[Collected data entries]
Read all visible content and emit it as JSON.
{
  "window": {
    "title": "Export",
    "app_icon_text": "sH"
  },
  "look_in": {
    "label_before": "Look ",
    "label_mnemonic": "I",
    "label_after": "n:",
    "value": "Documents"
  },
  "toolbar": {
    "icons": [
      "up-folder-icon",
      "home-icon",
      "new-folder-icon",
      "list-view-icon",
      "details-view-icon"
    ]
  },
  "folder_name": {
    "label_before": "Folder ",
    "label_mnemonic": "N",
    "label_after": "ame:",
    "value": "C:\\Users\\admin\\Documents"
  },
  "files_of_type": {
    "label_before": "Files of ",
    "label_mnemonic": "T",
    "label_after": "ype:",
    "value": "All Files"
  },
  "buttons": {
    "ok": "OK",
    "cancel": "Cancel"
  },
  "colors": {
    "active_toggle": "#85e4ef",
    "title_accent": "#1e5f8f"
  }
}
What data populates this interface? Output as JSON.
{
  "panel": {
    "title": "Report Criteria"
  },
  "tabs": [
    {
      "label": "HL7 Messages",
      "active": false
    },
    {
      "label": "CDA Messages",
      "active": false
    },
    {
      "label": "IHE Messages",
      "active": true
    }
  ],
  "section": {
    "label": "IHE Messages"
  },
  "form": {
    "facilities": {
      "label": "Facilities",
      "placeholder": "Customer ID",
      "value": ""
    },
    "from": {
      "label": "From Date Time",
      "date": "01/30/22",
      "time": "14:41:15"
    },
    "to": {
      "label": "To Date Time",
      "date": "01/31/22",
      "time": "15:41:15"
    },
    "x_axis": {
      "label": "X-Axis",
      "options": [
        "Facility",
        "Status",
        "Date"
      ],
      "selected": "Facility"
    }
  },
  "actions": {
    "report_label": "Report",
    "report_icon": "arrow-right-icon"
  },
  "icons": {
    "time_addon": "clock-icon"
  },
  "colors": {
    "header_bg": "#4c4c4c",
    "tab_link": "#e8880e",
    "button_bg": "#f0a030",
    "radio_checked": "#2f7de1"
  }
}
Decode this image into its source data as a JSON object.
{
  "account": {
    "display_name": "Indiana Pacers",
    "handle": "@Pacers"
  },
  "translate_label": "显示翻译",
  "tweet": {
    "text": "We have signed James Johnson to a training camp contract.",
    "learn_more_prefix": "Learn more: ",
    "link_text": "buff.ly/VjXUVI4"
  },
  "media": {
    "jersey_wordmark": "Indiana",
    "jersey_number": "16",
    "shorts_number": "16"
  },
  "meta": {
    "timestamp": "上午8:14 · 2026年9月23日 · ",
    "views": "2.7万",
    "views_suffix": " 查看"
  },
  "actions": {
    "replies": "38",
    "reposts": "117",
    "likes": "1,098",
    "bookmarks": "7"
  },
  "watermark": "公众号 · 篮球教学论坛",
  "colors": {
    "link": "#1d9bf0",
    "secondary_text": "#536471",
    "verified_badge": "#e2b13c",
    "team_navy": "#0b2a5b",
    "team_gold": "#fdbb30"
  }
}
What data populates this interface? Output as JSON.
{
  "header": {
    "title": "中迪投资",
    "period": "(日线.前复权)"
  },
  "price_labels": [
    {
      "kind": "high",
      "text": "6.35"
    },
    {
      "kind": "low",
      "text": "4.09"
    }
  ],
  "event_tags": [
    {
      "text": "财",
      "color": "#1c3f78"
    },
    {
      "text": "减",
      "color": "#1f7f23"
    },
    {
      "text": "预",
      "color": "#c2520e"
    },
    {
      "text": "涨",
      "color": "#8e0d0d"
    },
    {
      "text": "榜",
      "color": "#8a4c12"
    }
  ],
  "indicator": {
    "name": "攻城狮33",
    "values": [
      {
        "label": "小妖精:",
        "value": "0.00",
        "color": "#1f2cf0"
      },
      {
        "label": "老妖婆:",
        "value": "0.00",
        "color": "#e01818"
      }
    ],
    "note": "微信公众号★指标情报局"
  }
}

Directions for this task: Print every entry exactly as written.

Written answer:
Read all visible content and emit it as JSON.
{
  "window": {
    "title": "Export",
    "app_icon_text": "sH"
  },
  "look_in": {
    "label_before": "Look ",
    "label_mnemonic": "I",
    "label_after": "n:",
    "value": "Documents"
  },
  "toolbar": {
    "icons": [
      "up-folder-icon",
      "home-icon",
      "new-folder-icon",
      "list-view-icon",
      "details-view-icon"
    ]
  },
  "folder_name": {
    "label_before": "Folder ",
    "label_mnemonic": "N",
    "label_after": "ame:",
    "value": "C:\\Users\\admin\\Documents"
  },
  "files_of_type": {
    "label_before": "Files of ",
    "label_mnemonic": "T",
    "label_after": "ype:",
    "value": "All Files"
  },
  "buttons": {
    "ok": "OK",
    "cancel": "Cancel"
  },
  "colors": {
    "active_toggle": "#85e4ef",
    "title_accent": "#1e5f8f"
  }
}
What data populates this interface? Output as JSON.
{
  "panel": {
    "title": "Report Criteria"
  },
  "tabs": [
    {
      "label": "HL7 Messages",
      "active": false
    },
    {
      "label": "CDA Messages",
      "active": false
    },
    {
      "label": "IHE Messages",
      "active": true
    }
  ],
  "section": {
    "label": "IHE Messages"
  },
  "form": {
    "facilities": {
      "label": "Facilities",
      "placeholder": "Customer ID",
      "value": ""
    },
    "from": {
      "label": "From Date Time",
      "date": "01/30/22",
      "time": "14:41:15"
    },
    "to": {
      "label": "To Date Time",
      "date": "01/31/22",
      "time": "15:41:15"
    },
    "x_axis": {
      "label": "X-Axis",
      "options": [
        "Facility",
        "Status",
        "Date"
      ],
      "selected": "Facility"
    }
  },
  "actions": {
    "report_label": "Report",
    "report_icon": "arrow-right-icon"
  },
  "icons": {
    "time_addon": "clock-icon"
  },
  "colors": {
    "header_bg": "#4c4c4c",
    "tab_link": "#e8880e",
    "button_bg": "#f0a030",
    "radio_checked": "#2f7de1"
  }
}
Decode this image into its source data as a JSON object.
{
  "account": {
    "display_name": "Indiana Pacers",
    "handle": "@Pacers"
  },
  "translate_label": "显示翻译",
  "tweet": {
    "text": "We have signed James Johnson to a training camp contract.",
    "learn_more_prefix": "Learn more: ",
    "link_text": "buff.ly/VjXUVI4"
  },
  "media": {
    "jersey_wordmark": "Indiana",
    "jersey_number": "16",
    "shorts_number": "16"
  },
  "meta": {
    "timestamp": "上午8:14 · 2026年9月23日 · ",
    "views": "2.7万",
    "views_suffix": " 查看"
  },
  "actions": {
    "replies": "38",
    "reposts": "117",
    "likes": "1,098",
    "bookmarks": "7"
  },
  "watermark": "公众号 · 篮球教学论坛",
  "colors": {
    "link": "#1d9bf0",
    "secondary_text": "#536471",
    "verified_badge": "#e2b13c",
    "team_navy": "#0b2a5b",
    "team_gold": "#fdbb30"
  }
}
What data populates this interface? Output as JSON.
{
  "header": {
    "title": "中迪投资",
    "period": "(日线.前复权)"
  },
  "price_labels": [
    {
      "kind": "high",
      "text": "6.35"
    },
    {
      "kind": "low",
      "text": "4.09"
    }
  ],
  "event_tags": [
    {
      "text": "财",
      "color": "#1c3f78"
    },
    {
      "text": "减",
      "color": "#1f7f23"
    },
    {
      "text": "预",
      "color": "#c2520e"
    },
    {
      "text": "涨",
      "color": "#8e0d0d"
    },
    {
      "text": "榜",
      "color": "#8a4c12"
    }
  ],
  "indicator": {
    "name": "攻城狮33",
    "values": [
      {
        "label": "小妖精:",
        "value": "0.00",
        "color": "#1f2cf0"
      },
      {
        "label": "老妖婆:",
        "value": "0.00",
        "color": "#e01818"
      }
    ],
    "note": "微信公众号★指标情报局"
  }
}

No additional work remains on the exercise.